(JOB):
Transcribe the full listing below exactly.

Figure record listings
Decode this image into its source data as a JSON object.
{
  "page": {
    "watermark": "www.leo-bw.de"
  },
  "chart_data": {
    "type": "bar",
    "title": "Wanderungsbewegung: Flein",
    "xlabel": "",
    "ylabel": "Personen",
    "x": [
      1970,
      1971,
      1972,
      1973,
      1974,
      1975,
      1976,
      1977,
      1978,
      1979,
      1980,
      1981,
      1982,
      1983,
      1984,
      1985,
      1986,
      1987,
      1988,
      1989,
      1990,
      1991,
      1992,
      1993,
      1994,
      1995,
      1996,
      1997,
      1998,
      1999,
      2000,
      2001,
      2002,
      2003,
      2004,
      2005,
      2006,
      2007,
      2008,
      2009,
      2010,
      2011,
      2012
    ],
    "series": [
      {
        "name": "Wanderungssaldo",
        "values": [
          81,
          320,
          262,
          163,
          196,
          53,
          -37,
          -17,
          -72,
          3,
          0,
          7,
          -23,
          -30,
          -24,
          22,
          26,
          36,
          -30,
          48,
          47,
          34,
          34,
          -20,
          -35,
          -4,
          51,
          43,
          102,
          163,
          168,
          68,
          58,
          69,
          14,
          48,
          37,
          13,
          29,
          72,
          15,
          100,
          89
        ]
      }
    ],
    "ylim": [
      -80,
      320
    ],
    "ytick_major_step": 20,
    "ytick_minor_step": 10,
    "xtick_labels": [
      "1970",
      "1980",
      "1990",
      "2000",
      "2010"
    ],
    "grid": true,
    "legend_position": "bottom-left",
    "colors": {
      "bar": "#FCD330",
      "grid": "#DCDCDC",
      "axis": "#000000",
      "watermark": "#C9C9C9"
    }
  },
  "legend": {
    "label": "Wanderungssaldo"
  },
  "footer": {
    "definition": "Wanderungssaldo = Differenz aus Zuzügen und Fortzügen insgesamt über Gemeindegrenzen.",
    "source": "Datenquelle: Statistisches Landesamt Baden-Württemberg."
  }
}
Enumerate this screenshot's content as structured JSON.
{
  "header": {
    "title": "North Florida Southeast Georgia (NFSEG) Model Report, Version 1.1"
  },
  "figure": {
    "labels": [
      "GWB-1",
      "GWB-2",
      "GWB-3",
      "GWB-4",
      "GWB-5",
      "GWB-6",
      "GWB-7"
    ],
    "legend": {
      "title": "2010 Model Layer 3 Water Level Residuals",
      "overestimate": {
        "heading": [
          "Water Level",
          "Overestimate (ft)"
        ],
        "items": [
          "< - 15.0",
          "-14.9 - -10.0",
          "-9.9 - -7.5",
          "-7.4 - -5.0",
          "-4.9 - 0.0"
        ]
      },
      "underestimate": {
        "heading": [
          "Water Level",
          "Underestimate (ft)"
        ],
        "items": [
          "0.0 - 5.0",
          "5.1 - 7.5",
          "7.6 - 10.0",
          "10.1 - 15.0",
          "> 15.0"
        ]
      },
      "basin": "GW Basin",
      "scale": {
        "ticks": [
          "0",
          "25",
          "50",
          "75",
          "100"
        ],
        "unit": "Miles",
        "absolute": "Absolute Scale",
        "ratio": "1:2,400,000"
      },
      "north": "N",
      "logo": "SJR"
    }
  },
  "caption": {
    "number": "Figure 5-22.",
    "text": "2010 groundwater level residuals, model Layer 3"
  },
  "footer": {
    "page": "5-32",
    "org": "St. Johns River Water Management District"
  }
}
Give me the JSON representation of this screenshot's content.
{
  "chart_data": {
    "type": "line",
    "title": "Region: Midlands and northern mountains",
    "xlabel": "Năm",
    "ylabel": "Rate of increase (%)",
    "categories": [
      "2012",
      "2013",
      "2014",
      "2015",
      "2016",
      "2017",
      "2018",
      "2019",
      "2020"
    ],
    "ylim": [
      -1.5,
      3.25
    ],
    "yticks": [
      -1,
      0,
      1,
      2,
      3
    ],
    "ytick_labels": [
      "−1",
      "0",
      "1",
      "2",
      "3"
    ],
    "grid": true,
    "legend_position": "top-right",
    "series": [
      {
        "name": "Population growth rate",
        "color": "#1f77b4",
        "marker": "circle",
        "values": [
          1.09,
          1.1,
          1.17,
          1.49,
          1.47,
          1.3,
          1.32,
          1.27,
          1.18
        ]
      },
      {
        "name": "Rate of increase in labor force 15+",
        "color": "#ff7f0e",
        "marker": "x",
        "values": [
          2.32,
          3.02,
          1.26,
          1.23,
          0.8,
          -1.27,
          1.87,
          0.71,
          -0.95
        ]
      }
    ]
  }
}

(ANSWER FOR THIS EXERCISE):
Decode this image into its source data as a JSON object.
{
  "page": {
    "watermark": "www.leo-bw.de"
  },
  "chart_data": {
    "type": "bar",
    "title": "Wanderungsbewegung: Flein",
    "xlabel": "",
    "ylabel": "Personen",
    "x": [
      1970,
      1971,
      1972,
      1973,
      1974,
      1975,
      1976,
      1977,
      1978,
      1979,
      1980,
      1981,
      1982,
      1983,
      1984,
      1985,
      1986,
      1987,
      1988,
      1989,
      1990,
      1991,
      1992,
      1993,
      1994,
      1995,
      1996,
      1997,
      1998,
      1999,
      2000,
      2001,
      2002,
      2003,
      2004,
      2005,
      2006,
      2007,
      2008,
      2009,
      2010,
      2011,
      2012
    ],
    "series": [
      {
        "name": "Wanderungssaldo",
        "values": [
          81,
          320,
          262,
          163,
          196,
          53,
          -37,
          -17,
          -72,
          3,
          0,
          7,
          -23,
          -30,
          -24,
          22,
          26,
          36,
          -30,
          48,
          47,
          34,
          34,
          -20,
          -35,
          -4,
          51,
          43,
          102,
          163,
          168,
          68,
          58,
          69,
          14,
          48,
          37,
          13,
          29,
          72,
          15,
          100,
          89
        ]
      }
    ],
    "ylim": [
      -80,
      320
    ],
    "ytick_major_step": 20,
    "ytick_minor_step": 10,
    "xtick_labels": [
      "1970",
      "1980",
      "1990",
      "2000",
      "2010"
    ],
    "grid": true,
    "legend_position": "bottom-left",
    "colors": {
      "bar": "#FCD330",
      "grid": "#DCDCDC",
      "axis": "#000000",
      "watermark": "#C9C9C9"
    }
  },
  "legend": {
    "label": "Wanderungssaldo"
  },
  "footer": {
    "definition": "Wanderungssaldo = Differenz aus Zuzügen und Fortzügen insgesamt über Gemeindegrenzen.",
    "source": "Datenquelle: Statistisches Landesamt Baden-Württemberg."
  }
}
Enumerate this screenshot's content as structured JSON.
{
  "header": {
    "title": "North Florida Southeast Georgia (NFSEG) Model Report, Version 1.1"
  },
  "figure": {
    "labels": [
      "GWB-1",
      "GWB-2",
      "GWB-3",
      "GWB-4",
      "GWB-5",
      "GWB-6",
      "GWB-7"
    ],
    "legend": {
      "title": "2010 Model Layer 3 Water Level Residuals",
      "overestimate": {
        "heading": [
          "Water Level",
          "Overestimate (ft)"
        ],
        "items": [
          "< - 15.0",
          "-14.9 - -10.0",
          "-9.9 - -7.5",
          "-7.4 - -5.0",
          "-4.9 - 0.0"
        ]
      },
      "underestimate": {
        "heading": [
          "Water Level",
          "Underestimate (ft)"
        ],
        "items": [
          "0.0 - 5.0",
          "5.1 - 7.5",
          "7.6 - 10.0",
          "10.1 - 15.0",
          "> 15.0"
        ]
      },
      "basin": "GW Basin",
      "scale": {
        "ticks": [
          "0",
          "25",
          "50",
          "75",
          "100"
        ],
        "unit": "Miles",
        "absolute": "Absolute Scale",
        "ratio": "1:2,400,000"
      },
      "north": "N",
      "logo": "SJR"
    }
  },
  "caption": {
    "number": "Figure 5-22.",
    "text": "2010 groundwater level residuals, model Layer 3"
  },
  "footer": {
    "page": "5-32",
    "org": "St. Johns River Water Management District"
  }
}
Give me the JSON representation of this screenshot's content.
{
  "chart_data": {
    "type": "line",
    "title": "Region: Midlands and northern mountains",
    "xlabel": "Năm",
    "ylabel": "Rate of increase (%)",
    "categories": [
      "2012",
      "2013",
      "2014",
      "2015",
      "2016",
      "2017",
      "2018",
      "2019",
      "2020"
    ],
    "ylim": [
      -1.5,
      3.25
    ],
    "yticks": [
      -1,
      0,
      1,
      2,
      3
    ],
    "ytick_labels": [
      "−1",
      "0",
      "1",
      "2",
      "3"
    ],
    "grid": true,
    "legend_position": "top-right",
    "series": [
      {
        "name": "Population growth rate",
        "color": "#1f77b4",
        "marker": "circle",
        "values": [
          1.09,
          1.1,
          1.17,
          1.49,
          1.47,
          1.3,
          1.32,
          1.27,
          1.18
        ]
      },
      {
        "name": "Rate of increase in labor force 15+",
        "color": "#ff7f0e",
        "marker": "x",
        "values": [
          2.32,
          3.02,
          1.26,
          1.23,
          0.8,
          -1.27,
          1.87,
          0.71,
          -0.95
        ]
      }
    ]
  }
}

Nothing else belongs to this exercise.